Written exercise: Pictures stay out of the copy; set down each line of the listing below exactly.

Provided information:
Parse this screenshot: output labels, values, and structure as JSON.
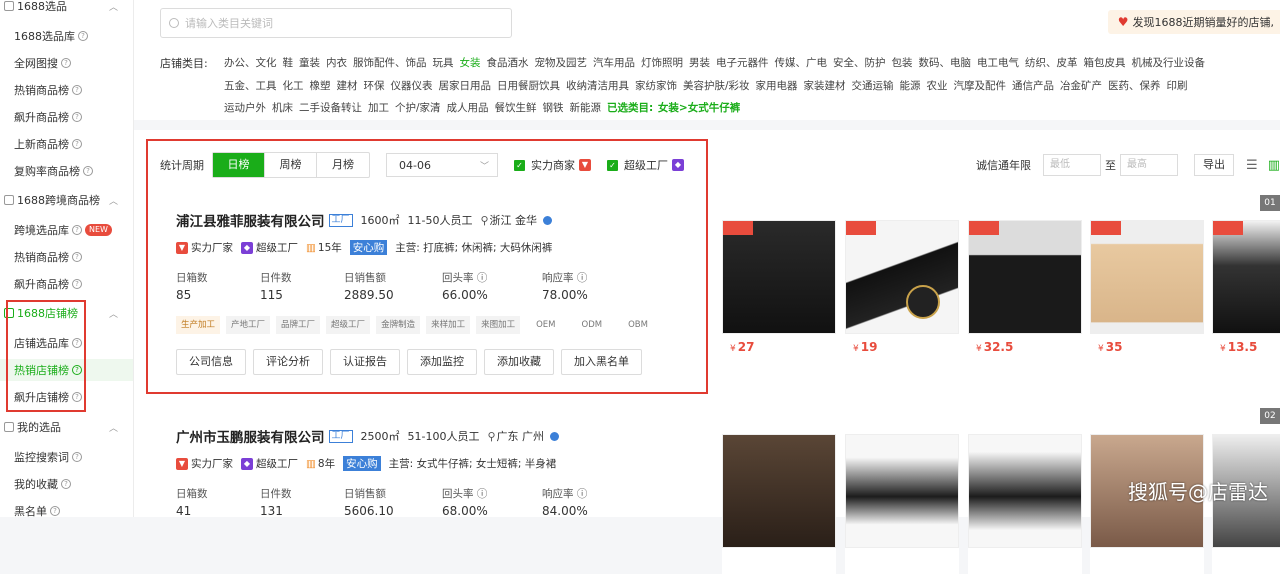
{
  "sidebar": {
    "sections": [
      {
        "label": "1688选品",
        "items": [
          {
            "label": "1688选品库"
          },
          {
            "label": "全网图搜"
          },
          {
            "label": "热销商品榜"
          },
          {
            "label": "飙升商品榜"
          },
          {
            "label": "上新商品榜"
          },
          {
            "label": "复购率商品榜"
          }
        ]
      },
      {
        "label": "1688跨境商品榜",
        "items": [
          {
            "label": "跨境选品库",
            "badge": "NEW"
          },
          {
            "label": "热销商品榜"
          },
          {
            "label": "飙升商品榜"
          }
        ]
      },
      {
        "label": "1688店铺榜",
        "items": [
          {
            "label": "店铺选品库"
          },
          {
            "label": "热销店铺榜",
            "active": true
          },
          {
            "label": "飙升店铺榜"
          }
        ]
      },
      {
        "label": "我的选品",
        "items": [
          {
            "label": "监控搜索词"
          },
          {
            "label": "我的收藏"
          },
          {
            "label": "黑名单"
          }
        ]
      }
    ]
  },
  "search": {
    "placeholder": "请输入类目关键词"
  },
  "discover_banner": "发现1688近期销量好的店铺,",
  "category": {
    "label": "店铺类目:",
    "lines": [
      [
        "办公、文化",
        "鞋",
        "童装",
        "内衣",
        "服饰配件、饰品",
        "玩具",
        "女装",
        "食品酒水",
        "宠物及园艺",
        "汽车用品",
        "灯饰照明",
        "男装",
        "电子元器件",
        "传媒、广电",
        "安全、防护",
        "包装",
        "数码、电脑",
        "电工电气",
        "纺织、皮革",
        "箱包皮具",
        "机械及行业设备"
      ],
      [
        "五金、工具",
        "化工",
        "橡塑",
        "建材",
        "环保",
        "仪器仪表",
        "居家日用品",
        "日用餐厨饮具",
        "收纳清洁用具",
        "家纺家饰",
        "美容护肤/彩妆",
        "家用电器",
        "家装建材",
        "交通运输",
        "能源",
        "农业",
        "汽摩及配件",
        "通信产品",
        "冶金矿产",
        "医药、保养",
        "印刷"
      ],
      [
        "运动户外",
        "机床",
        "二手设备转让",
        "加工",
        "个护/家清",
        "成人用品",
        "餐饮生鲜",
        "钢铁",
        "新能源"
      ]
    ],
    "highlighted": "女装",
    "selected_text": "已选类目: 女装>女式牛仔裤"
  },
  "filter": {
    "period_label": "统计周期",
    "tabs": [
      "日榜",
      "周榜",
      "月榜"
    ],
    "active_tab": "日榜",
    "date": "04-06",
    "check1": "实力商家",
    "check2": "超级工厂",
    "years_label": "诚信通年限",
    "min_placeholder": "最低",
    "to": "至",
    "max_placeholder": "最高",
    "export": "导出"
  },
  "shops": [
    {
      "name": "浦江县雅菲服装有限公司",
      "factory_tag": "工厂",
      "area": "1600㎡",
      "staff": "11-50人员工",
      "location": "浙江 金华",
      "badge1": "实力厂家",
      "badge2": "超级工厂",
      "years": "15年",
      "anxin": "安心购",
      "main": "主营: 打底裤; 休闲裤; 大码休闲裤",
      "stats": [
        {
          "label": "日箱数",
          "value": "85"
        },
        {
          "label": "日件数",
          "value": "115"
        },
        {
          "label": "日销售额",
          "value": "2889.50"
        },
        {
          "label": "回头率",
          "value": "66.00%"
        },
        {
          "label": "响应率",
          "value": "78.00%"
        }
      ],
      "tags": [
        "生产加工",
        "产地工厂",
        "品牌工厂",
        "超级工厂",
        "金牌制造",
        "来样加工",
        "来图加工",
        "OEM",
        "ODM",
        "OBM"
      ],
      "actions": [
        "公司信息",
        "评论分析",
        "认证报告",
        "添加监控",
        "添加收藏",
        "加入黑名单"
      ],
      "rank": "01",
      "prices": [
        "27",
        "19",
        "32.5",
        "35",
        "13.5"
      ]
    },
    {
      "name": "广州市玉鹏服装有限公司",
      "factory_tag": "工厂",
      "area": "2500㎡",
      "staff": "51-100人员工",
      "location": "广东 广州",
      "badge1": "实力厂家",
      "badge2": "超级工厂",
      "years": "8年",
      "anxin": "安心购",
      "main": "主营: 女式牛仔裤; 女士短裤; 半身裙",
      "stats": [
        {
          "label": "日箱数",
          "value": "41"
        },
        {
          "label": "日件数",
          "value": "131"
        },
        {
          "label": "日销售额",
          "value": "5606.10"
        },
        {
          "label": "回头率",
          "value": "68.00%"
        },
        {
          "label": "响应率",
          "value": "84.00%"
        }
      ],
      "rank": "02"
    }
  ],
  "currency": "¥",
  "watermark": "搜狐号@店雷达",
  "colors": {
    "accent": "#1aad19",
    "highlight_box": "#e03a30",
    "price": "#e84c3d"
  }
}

Solved problem:
Parse this screenshot: output labels, values, and structure as JSON.
{
  "sidebar": {
    "sections": [
      {
        "label": "1688选品",
        "items": [
          {
            "label": "1688选品库"
          },
          {
            "label": "全网图搜"
          },
          {
            "label": "热销商品榜"
          },
          {
            "label": "飙升商品榜"
          },
          {
            "label": "上新商品榜"
          },
          {
            "label": "复购率商品榜"
          }
        ]
      },
      {
        "label": "1688跨境商品榜",
        "items": [
          {
            "label": "跨境选品库",
            "badge": "NEW"
          },
          {
            "label": "热销商品榜"
          },
          {
            "label": "飙升商品榜"
          }
        ]
      },
      {
        "label": "1688店铺榜",
        "items": [
          {
            "label": "店铺选品库"
          },
          {
            "label": "热销店铺榜",
            "active": true
          },
          {
            "label": "飙升店铺榜"
          }
        ]
      },
      {
        "label": "我的选品",
        "items": [
          {
            "label": "监控搜索词"
          },
          {
            "label": "我的收藏"
          },
          {
            "label": "黑名单"
          }
        ]
      }
    ]
  },
  "search": {
    "placeholder": "请输入类目关键词"
  },
  "discover_banner": "发现1688近期销量好的店铺,",
  "category": {
    "label": "店铺类目:",
    "lines": [
      [
        "办公、文化",
        "鞋",
        "童装",
        "内衣",
        "服饰配件、饰品",
        "玩具",
        "女装",
        "食品酒水",
        "宠物及园艺",
        "汽车用品",
        "灯饰照明",
        "男装",
        "电子元器件",
        "传媒、广电",
        "安全、防护",
        "包装",
        "数码、电脑",
        "电工电气",
        "纺织、皮革",
        "箱包皮具",
        "机械及行业设备"
      ],
      [
        "五金、工具",
        "化工",
        "橡塑",
        "建材",
        "环保",
        "仪器仪表",
        "居家日用品",
        "日用餐厨饮具",
        "收纳清洁用具",
        "家纺家饰",
        "美容护肤/彩妆",
        "家用电器",
        "家装建材",
        "交通运输",
        "能源",
        "农业",
        "汽摩及配件",
        "通信产品",
        "冶金矿产",
        "医药、保养",
        "印刷"
      ],
      [
        "运动户外",
        "机床",
        "二手设备转让",
        "加工",
        "个护/家清",
        "成人用品",
        "餐饮生鲜",
        "钢铁",
        "新能源"
      ]
    ],
    "highlighted": "女装",
    "selected_text": "已选类目: 女装>女式牛仔裤"
  },
  "filter": {
    "period_label": "统计周期",
    "tabs": [
      "日榜",
      "周榜",
      "月榜"
    ],
    "active_tab": "日榜",
    "date": "04-06",
    "check1": "实力商家",
    "check2": "超级工厂",
    "years_label": "诚信通年限",
    "min_placeholder": "最低",
    "to": "至",
    "max_placeholder": "最高",
    "export": "导出"
  },
  "shops": [
    {
      "name": "浦江县雅菲服装有限公司",
      "factory_tag": "工厂",
      "area": "1600㎡",
      "staff": "11-50人员工",
      "location": "浙江 金华",
      "badge1": "实力厂家",
      "badge2": "超级工厂",
      "years": "15年",
      "anxin": "安心购",
      "main": "主营: 打底裤; 休闲裤; 大码休闲裤",
      "stats": [
        {
          "label": "日箱数",
          "value": "85"
        },
        {
          "label": "日件数",
          "value": "115"
        },
        {
          "label": "日销售额",
          "value": "2889.50"
        },
        {
          "label": "回头率",
          "value": "66.00%"
        },
        {
          "label": "响应率",
          "value": "78.00%"
        }
      ],
      "tags": [
        "生产加工",
        "产地工厂",
        "品牌工厂",
        "超级工厂",
        "金牌制造",
        "来样加工",
        "来图加工",
        "OEM",
        "ODM",
        "OBM"
      ],
      "actions": [
        "公司信息",
        "评论分析",
        "认证报告",
        "添加监控",
        "添加收藏",
        "加入黑名单"
      ],
      "rank": "01",
      "prices": [
        "27",
        "19",
        "32.5",
        "35",
        "13.5"
      ]
    },
    {
      "name": "广州市玉鹏服装有限公司",
      "factory_tag": "工厂",
      "area": "2500㎡",
      "staff": "51-100人员工",
      "location": "广东 广州",
      "badge1": "实力厂家",
      "badge2": "超级工厂",
      "years": "8年",
      "anxin": "安心购",
      "main": "主营: 女式牛仔裤; 女士短裤; 半身裙",
      "stats": [
        {
          "label": "日箱数",
          "value": "41"
        },
        {
          "label": "日件数",
          "value": "131"
        },
        {
          "label": "日销售额",
          "value": "5606.10"
        },
        {
          "label": "回头率",
          "value": "68.00%"
        },
        {
          "label": "响应率",
          "value": "84.00%"
        }
      ],
      "rank": "02"
    }
  ],
  "currency": "¥",
  "watermark": "搜狐号@店雷达",
  "colors": {
    "accent": "#1aad19",
    "highlight_box": "#e03a30",
    "price": "#e84c3d"
  }
}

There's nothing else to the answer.